= Exercise requirements =
Return every record below exactly as written, omitting any pictures.

━━ Records for processing

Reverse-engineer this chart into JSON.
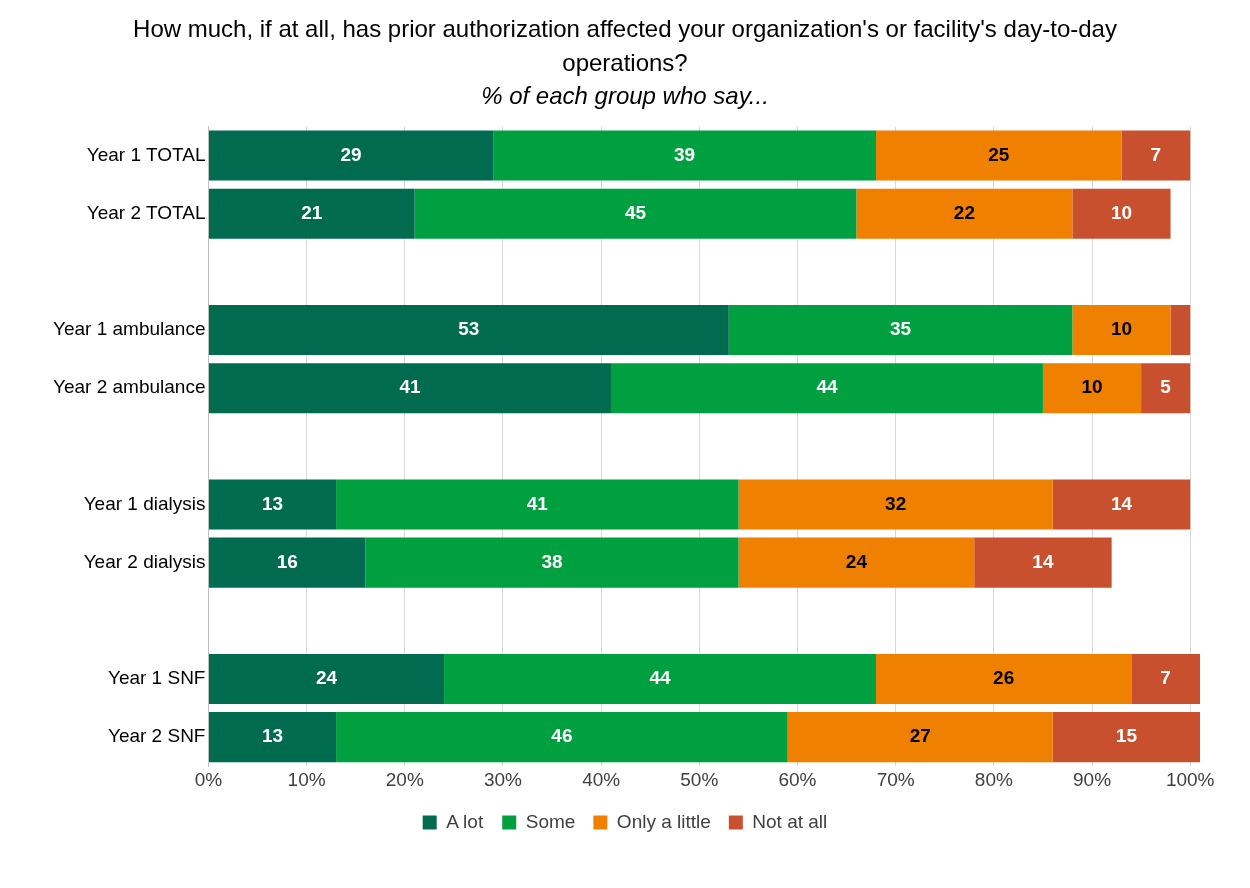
{
  "chart_data": {
    "type": "bar",
    "orientation": "horizontal",
    "stacked": true,
    "title": "How much, if at all, has prior authorization affected your organization's or facility's day-to-day operations?",
    "subtitle": "% of each group who say...",
    "categories": [
      "Year 1 TOTAL",
      "Year 2 TOTAL",
      null,
      "Year 1 ambulance",
      "Year 2 ambulance",
      null,
      "Year 1 dialysis",
      "Year 2 dialysis",
      null,
      "Year 1 SNF",
      "Year 2 SNF"
    ],
    "series": [
      {
        "name": "A lot",
        "color": "#006b4f",
        "values": [
          29,
          21,
          null,
          53,
          41,
          null,
          13,
          16,
          null,
          24,
          13
        ]
      },
      {
        "name": "Some",
        "color": "#00a040",
        "values": [
          39,
          45,
          null,
          35,
          44,
          null,
          41,
          38,
          null,
          44,
          46
        ]
      },
      {
        "name": "Only a little",
        "color": "#f08000",
        "values": [
          25,
          22,
          null,
          10,
          10,
          null,
          32,
          24,
          null,
          26,
          27
        ]
      },
      {
        "name": "Not at all",
        "color": "#c8502e",
        "values": [
          7,
          10,
          null,
          2,
          5,
          null,
          14,
          14,
          null,
          7,
          15
        ],
        "value_labels": [
          "7",
          "10",
          null,
          null,
          "5",
          null,
          "14",
          "14",
          null,
          "7",
          "15"
        ]
      }
    ],
    "xlim": [
      0,
      101
    ],
    "xticks": [
      {
        "value": 0,
        "label": "0%"
      },
      {
        "value": 10,
        "label": "10%"
      },
      {
        "value": 20,
        "label": "20%"
      },
      {
        "value": 30,
        "label": "30%"
      },
      {
        "value": 40,
        "label": "40%"
      },
      {
        "value": 50,
        "label": "50%"
      },
      {
        "value": 60,
        "label": "60%"
      },
      {
        "value": 70,
        "label": "70%"
      },
      {
        "value": 80,
        "label": "80%"
      },
      {
        "value": 90,
        "label": "90%"
      },
      {
        "value": 100,
        "label": "100%"
      }
    ],
    "grid": "x",
    "legend": "bottom",
    "data_labels": true
  }
}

━━━━

= Written reply =
Reverse-engineer this chart into JSON.
{
  "chart_data": {
    "type": "bar",
    "orientation": "horizontal",
    "stacked": true,
    "title": "How much, if at all, has prior authorization affected your organization's or facility's day-to-day operations?",
    "subtitle": "% of each group who say...",
    "categories": [
      "Year 1 TOTAL",
      "Year 2 TOTAL",
      null,
      "Year 1 ambulance",
      "Year 2 ambulance",
      null,
      "Year 1 dialysis",
      "Year 2 dialysis",
      null,
      "Year 1 SNF",
      "Year 2 SNF"
    ],
    "series": [
      {
        "name": "A lot",
        "color": "#006b4f",
        "values": [
          29,
          21,
          null,
          53,
          41,
          null,
          13,
          16,
          null,
          24,
          13
        ]
      },
      {
        "name": "Some",
        "color": "#00a040",
        "values": [
          39,
          45,
          null,
          35,
          44,
          null,
          41,
          38,
          null,
          44,
          46
        ]
      },
      {
        "name": "Only a little",
        "color": "#f08000",
        "values": [
          25,
          22,
          null,
          10,
          10,
          null,
          32,
          24,
          null,
          26,
          27
        ]
      },
      {
        "name": "Not at all",
        "color": "#c8502e",
        "values": [
          7,
          10,
          null,
          2,
          5,
          null,
          14,
          14,
          null,
          7,
          15
        ],
        "value_labels": [
          "7",
          "10",
          null,
          null,
          "5",
          null,
          "14",
          "14",
          null,
          "7",
          "15"
        ]
      }
    ],
    "xlim": [
      0,
      101
    ],
    "xticks": [
      {
        "value": 0,
        "label": "0%"
      },
      {
        "value": 10,
        "label": "10%"
      },
      {
        "value": 20,
        "label": "20%"
      },
      {
        "value": 30,
        "label": "30%"
      },
      {
        "value": 40,
        "label": "40%"
      },
      {
        "value": 50,
        "label": "50%"
      },
      {
        "value": 60,
        "label": "60%"
      },
      {
        "value": 70,
        "label": "70%"
      },
      {
        "value": 80,
        "label": "80%"
      },
      {
        "value": 90,
        "label": "90%"
      },
      {
        "value": 100,
        "label": "100%"
      }
    ],
    "grid": "x",
    "legend": "bottom",
    "data_labels": true
  }
}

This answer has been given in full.